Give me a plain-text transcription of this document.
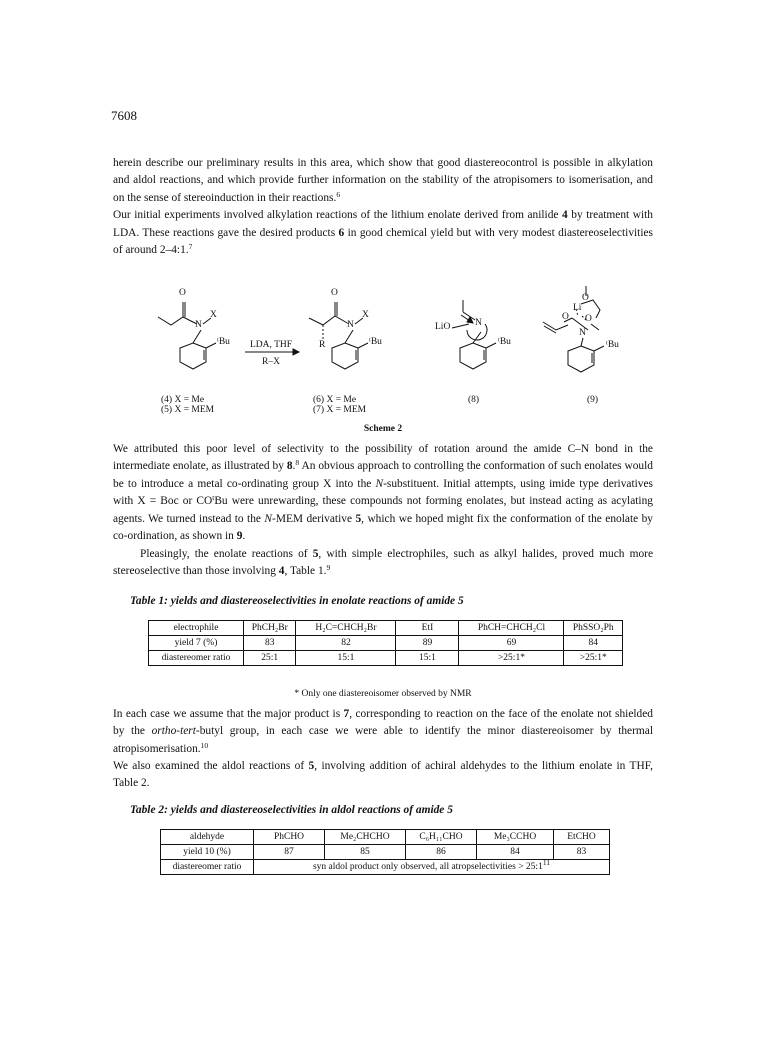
7608

herein describe our preliminary results in this area, which show that good diastereocontrol is possible in alkylation and aldol reactions, and which provide further information on the stability of the atropisomers to isomerisation, and on the sense of stereoinduction in their reactions.$^6$
Our initial experiments involved alkylation reactions of the lithium enolate derived from anilide 4 by treatment with LDA. These reactions gave the desired products 6 in good chemical yield but with very modest diastereoselectivities of around 2–4:1.$^7$

O
N
X
ᵗBu LDA, THF
R–X
O
N
X
R	ᵗBu
LiO	N
ᵗBu
O
Li
O O
N
ᵗBu
(4) X = Me
(5) X = MEM
(6) X = Me
(7) X = MEM
(8)	(9)
Scheme 2

We attributed this poor level of selectivity to the possibility of rotation around the amide C–N bond in the intermediate enolate, as illustrated by 8.$^8$ An obvious approach to controlling the conformation of such enolates would be to introduce a metal co-ordinating group X into the N-substituent. Initial attempts, using imide type derivatives with X = Boc or $CO^tBu$ were unrewarding, these compounds not forming enolates, but instead acting as acylating agents. We turned instead to the N-MEM derivative 5, which we hoped might fix the conformation of the enolate by co-ordination, as shown in 9.

Pleasingly, the enolate reactions of 5, with simple electrophiles, such as alkyl halides, proved much more stereoselective than those involving 4, Table 1.$^9$

Table 1: yields and diastereoselectivities in enolate reactions of amide 5
electrophile	PhCH₂Br	H₂C=CHCH₂Br	EtI	PhCH=CHCH₂Cl	PhSSO₂Ph
yield 7 (%)	83	82	89	69	84
diastereomer ratio	25:1	15:1	15:1	>25:1*	>25:1*
* Only one diastereoisomer observed by NMR

In each case we assume that the major product is 7, corresponding to reaction on the face of the enolate not shielded by the ortho-tert-butyl group, in each case we were able to identify the minor diastereoisomer by thermal atropisomerisation.$^{10}$

We also examined the aldol reactions of 5, involving addition of achiral aldehydes to the lithium enolate in THF, Table 2.

Table 2: yields and diastereoselectivities in aldol reactions of amide 5
aldehyde	PhCHO	Me₂CHCHO	C₆H₁₁CHO	Me₃CCHO	EtCHO
yield 10 (%)	87	85	86	84	83
diastereomer ratio	syn aldol product only observed, all atropselectivities > $25:1^{11}$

_GOAL_
Look through the data above. Copy every line with the string "ratio" in it.

_EXPECTED ANSWER_
diastereomer ratio	25:1	15:1	15:1	>25:1*	>25:1*
diastereomer ratio	syn aldol product only observed, all atropselectivities > $25:1^{11}$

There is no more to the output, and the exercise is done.